▶ **DIRECTION**: Make an exact copy of the entries, and keep any pictures out of it.

▶ **SUPPLIED MATERIAL**:
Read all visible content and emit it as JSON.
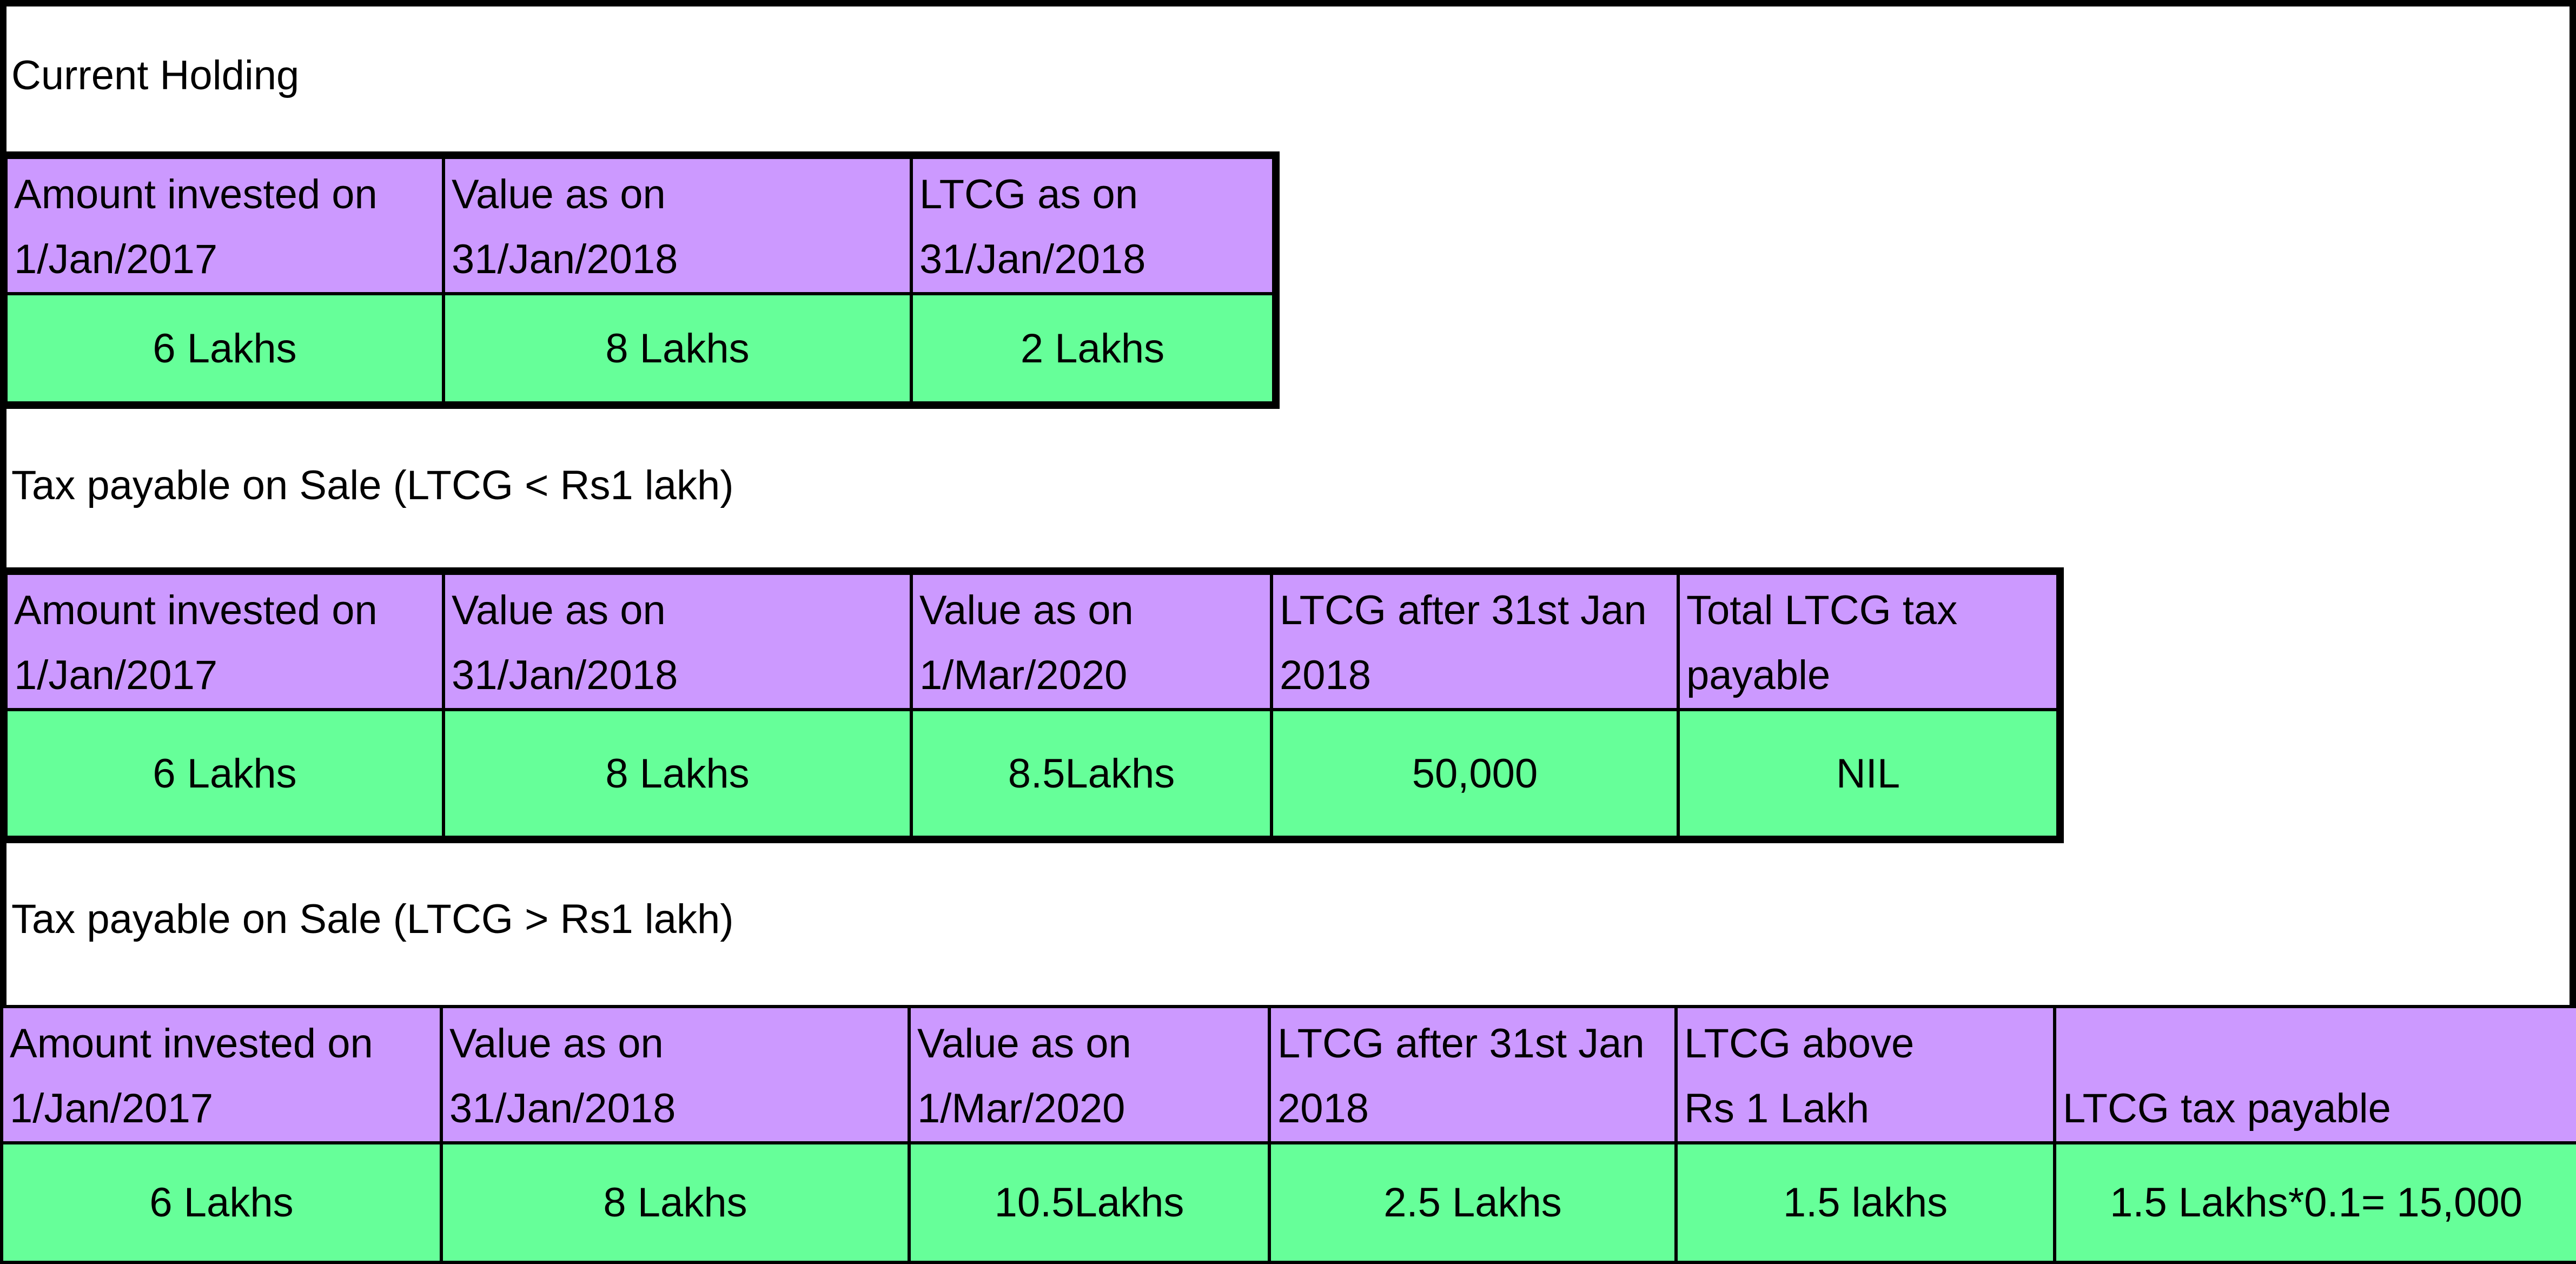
{
  "sections": [
    {
      "title": "Current Holding",
      "headers": [
        [
          "Amount invested on",
          "1/Jan/2017"
        ],
        [
          "Value as on",
          "31/Jan/2018"
        ],
        [
          "LTCG as on",
          "31/Jan/2018"
        ]
      ],
      "values": [
        "6 Lakhs",
        "8 Lakhs",
        "2 Lakhs"
      ]
    },
    {
      "title": "Tax payable on Sale (LTCG < Rs1 lakh)",
      "headers": [
        [
          "Amount invested on",
          "1/Jan/2017"
        ],
        [
          "Value as on",
          "31/Jan/2018"
        ],
        [
          "Value as on",
          "1/Mar/2020"
        ],
        [
          "LTCG after 31st Jan",
          "2018"
        ],
        [
          "Total LTCG tax",
          "payable"
        ]
      ],
      "values": [
        "6 Lakhs",
        "8 Lakhs",
        "8.5Lakhs",
        "50,000",
        "NIL"
      ]
    },
    {
      "title": "Tax payable on Sale (LTCG > Rs1 lakh)",
      "headers": [
        [
          "Amount invested on",
          "1/Jan/2017"
        ],
        [
          "Value as on",
          "31/Jan/2018"
        ],
        [
          "Value as on",
          "1/Mar/2020"
        ],
        [
          "LTCG after 31st Jan",
          "2018"
        ],
        [
          "LTCG above",
          "Rs 1 Lakh"
        ],
        [
          "",
          "LTCG tax payable"
        ]
      ],
      "values": [
        "6 Lakhs",
        "8 Lakhs",
        "10.5Lakhs",
        "2.5 Lakhs",
        "1.5 lakhs",
        "1.5 Lakhs*0.1= 15,000"
      ]
    }
  ],
  "colors": {
    "header_fill": "#cc99ff",
    "value_fill": "#66ff99",
    "border": "#000000",
    "background": "#ffffff"
  }
}
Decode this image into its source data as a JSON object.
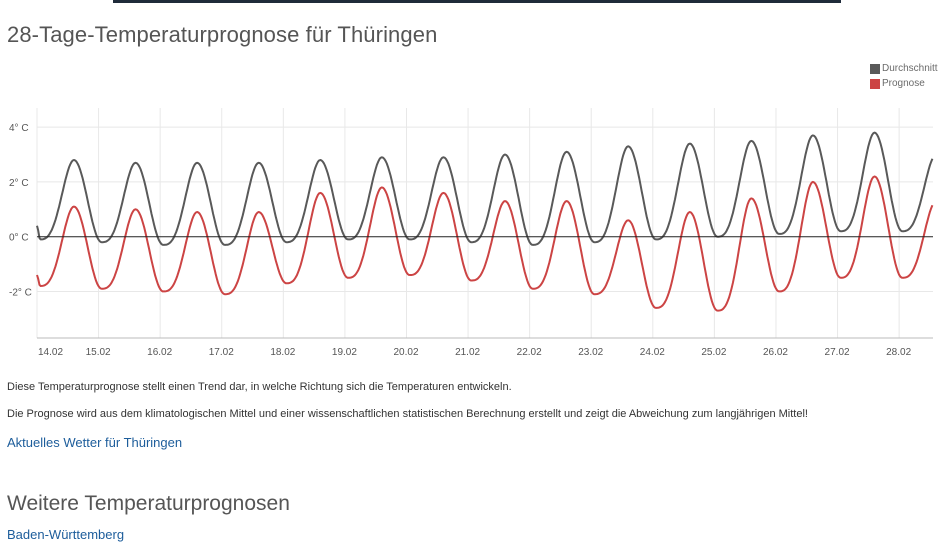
{
  "page": {
    "title": "28-Tage-Temperaturprognose für Thüringen",
    "description_1": "Diese Temperaturprognose stellt einen Trend dar, in welche Richtung sich die Temperaturen entwickeln.",
    "description_2": "Die Prognose wird aus dem klimatologischen Mittel und einer wissenschaftlichen statistischen Berechnung erstellt und zeigt die Abweichung zum langjährigen Mittel!",
    "current_weather_link": "Aktuelles Wetter für Thüringen",
    "more_forecasts_title": "Weitere Temperaturprognosen",
    "next_link_partial": "Baden-Württemberg"
  },
  "colors": {
    "durchschnitt": "#595959",
    "prognose": "#cc4444",
    "zero_line": "#222222",
    "grid": "#e8e8e8",
    "link": "#1d5d9b"
  },
  "chart_data": {
    "type": "line",
    "title": "",
    "x_unit": "day",
    "categories": [
      "14.02",
      "15.02",
      "16.02",
      "17.02",
      "18.02",
      "19.02",
      "20.02",
      "21.02",
      "22.02",
      "23.02",
      "24.02",
      "25.02",
      "26.02",
      "27.02",
      "28.02"
    ],
    "y_tick_labels": [
      "4° C",
      "2° C",
      "0° C",
      "-2° C"
    ],
    "y_ticks": [
      4,
      2,
      0,
      -2
    ],
    "ylim": [
      -3.7,
      4.7
    ],
    "xlim": [
      0,
      14.55
    ],
    "grid": true,
    "legend_position": "top-right",
    "series": [
      {
        "name": "Durchschnitt",
        "color": "#595959",
        "daily_max": [
          2.8,
          2.7,
          2.7,
          2.7,
          2.8,
          2.9,
          2.9,
          3.0,
          3.1,
          3.3,
          3.4,
          3.5,
          3.7,
          3.8,
          3.0
        ],
        "daily_min": [
          -0.1,
          -0.2,
          -0.3,
          -0.3,
          -0.2,
          -0.1,
          -0.1,
          -0.2,
          -0.3,
          -0.2,
          -0.1,
          0.0,
          0.1,
          0.2,
          0.2
        ],
        "start_value": 0.4
      },
      {
        "name": "Prognose",
        "color": "#cc4444",
        "daily_max": [
          1.1,
          1.0,
          0.9,
          0.9,
          1.6,
          1.8,
          1.6,
          1.3,
          1.3,
          0.6,
          0.9,
          1.4,
          2.0,
          2.2,
          1.3
        ],
        "daily_min": [
          -1.8,
          -1.9,
          -2.0,
          -2.1,
          -1.7,
          -1.5,
          -1.4,
          -1.6,
          -1.9,
          -2.1,
          -2.6,
          -2.7,
          -2.0,
          -1.5,
          -1.5
        ],
        "start_value": -1.4
      }
    ]
  }
}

▶ **ANSWER FOR THIS EXERCISE**:
Read all visible content and emit it as JSON.
{
  "sections": [
    {
      "title": "Current Holding",
      "headers": [
        [
          "Amount invested on",
          "1/Jan/2017"
        ],
        [
          "Value as on",
          "31/Jan/2018"
        ],
        [
          "LTCG as on",
          "31/Jan/2018"
        ]
      ],
      "values": [
        "6 Lakhs",
        "8 Lakhs",
        "2 Lakhs"
      ]
    },
    {
      "title": "Tax payable on Sale (LTCG < Rs1 lakh)",
      "headers": [
        [
          "Amount invested on",
          "1/Jan/2017"
        ],
        [
          "Value as on",
          "31/Jan/2018"
        ],
        [
          "Value as on",
          "1/Mar/2020"
        ],
        [
          "LTCG after 31st Jan",
          "2018"
        ],
        [
          "Total LTCG tax",
          "payable"
        ]
      ],
      "values": [
        "6 Lakhs",
        "8 Lakhs",
        "8.5Lakhs",
        "50,000",
        "NIL"
      ]
    },
    {
      "title": "Tax payable on Sale (LTCG > Rs1 lakh)",
      "headers": [
        [
          "Amount invested on",
          "1/Jan/2017"
        ],
        [
          "Value as on",
          "31/Jan/2018"
        ],
        [
          "Value as on",
          "1/Mar/2020"
        ],
        [
          "LTCG after 31st Jan",
          "2018"
        ],
        [
          "LTCG above",
          "Rs 1 Lakh"
        ],
        [
          "",
          "LTCG tax payable"
        ]
      ],
      "values": [
        "6 Lakhs",
        "8 Lakhs",
        "10.5Lakhs",
        "2.5 Lakhs",
        "1.5 lakhs",
        "1.5 Lakhs*0.1= 15,000"
      ]
    }
  ],
  "colors": {
    "header_fill": "#cc99ff",
    "value_fill": "#66ff99",
    "border": "#000000",
    "background": "#ffffff"
  }
}
Decode this image into its source data as a JSON object.
{
  "page": {
    "title": "28-Tage-Temperaturprognose für Thüringen",
    "description_1": "Diese Temperaturprognose stellt einen Trend dar, in welche Richtung sich die Temperaturen entwickeln.",
    "description_2": "Die Prognose wird aus dem klimatologischen Mittel und einer wissenschaftlichen statistischen Berechnung erstellt und zeigt die Abweichung zum langjährigen Mittel!",
    "current_weather_link": "Aktuelles Wetter für Thüringen",
    "more_forecasts_title": "Weitere Temperaturprognosen",
    "next_link_partial": "Baden-Württemberg"
  },
  "colors": {
    "durchschnitt": "#595959",
    "prognose": "#cc4444",
    "zero_line": "#222222",
    "grid": "#e8e8e8",
    "link": "#1d5d9b"
  },
  "chart_data": {
    "type": "line",
    "title": "",
    "x_unit": "day",
    "categories": [
      "14.02",
      "15.02",
      "16.02",
      "17.02",
      "18.02",
      "19.02",
      "20.02",
      "21.02",
      "22.02",
      "23.02",
      "24.02",
      "25.02",
      "26.02",
      "27.02",
      "28.02"
    ],
    "y_tick_labels": [
      "4° C",
      "2° C",
      "0° C",
      "-2° C"
    ],
    "y_ticks": [
      4,
      2,
      0,
      -2
    ],
    "ylim": [
      -3.7,
      4.7
    ],
    "xlim": [
      0,
      14.55
    ],
    "grid": true,
    "legend_position": "top-right",
    "series": [
      {
        "name": "Durchschnitt",
        "color": "#595959",
        "daily_max": [
          2.8,
          2.7,
          2.7,
          2.7,
          2.8,
          2.9,
          2.9,
          3.0,
          3.1,
          3.3,
          3.4,
          3.5,
          3.7,
          3.8,
          3.0
        ],
        "daily_min": [
          -0.1,
          -0.2,
          -0.3,
          -0.3,
          -0.2,
          -0.1,
          -0.1,
          -0.2,
          -0.3,
          -0.2,
          -0.1,
          0.0,
          0.1,
          0.2,
          0.2
        ],
        "start_value": 0.4
      },
      {
        "name": "Prognose",
        "color": "#cc4444",
        "daily_max": [
          1.1,
          1.0,
          0.9,
          0.9,
          1.6,
          1.8,
          1.6,
          1.3,
          1.3,
          0.6,
          0.9,
          1.4,
          2.0,
          2.2,
          1.3
        ],
        "daily_min": [
          -1.8,
          -1.9,
          -2.0,
          -2.1,
          -1.7,
          -1.5,
          -1.4,
          -1.6,
          -1.9,
          -2.1,
          -2.6,
          -2.7,
          -2.0,
          -1.5,
          -1.5
        ],
        "start_value": -1.4
      }
    ]
  }
}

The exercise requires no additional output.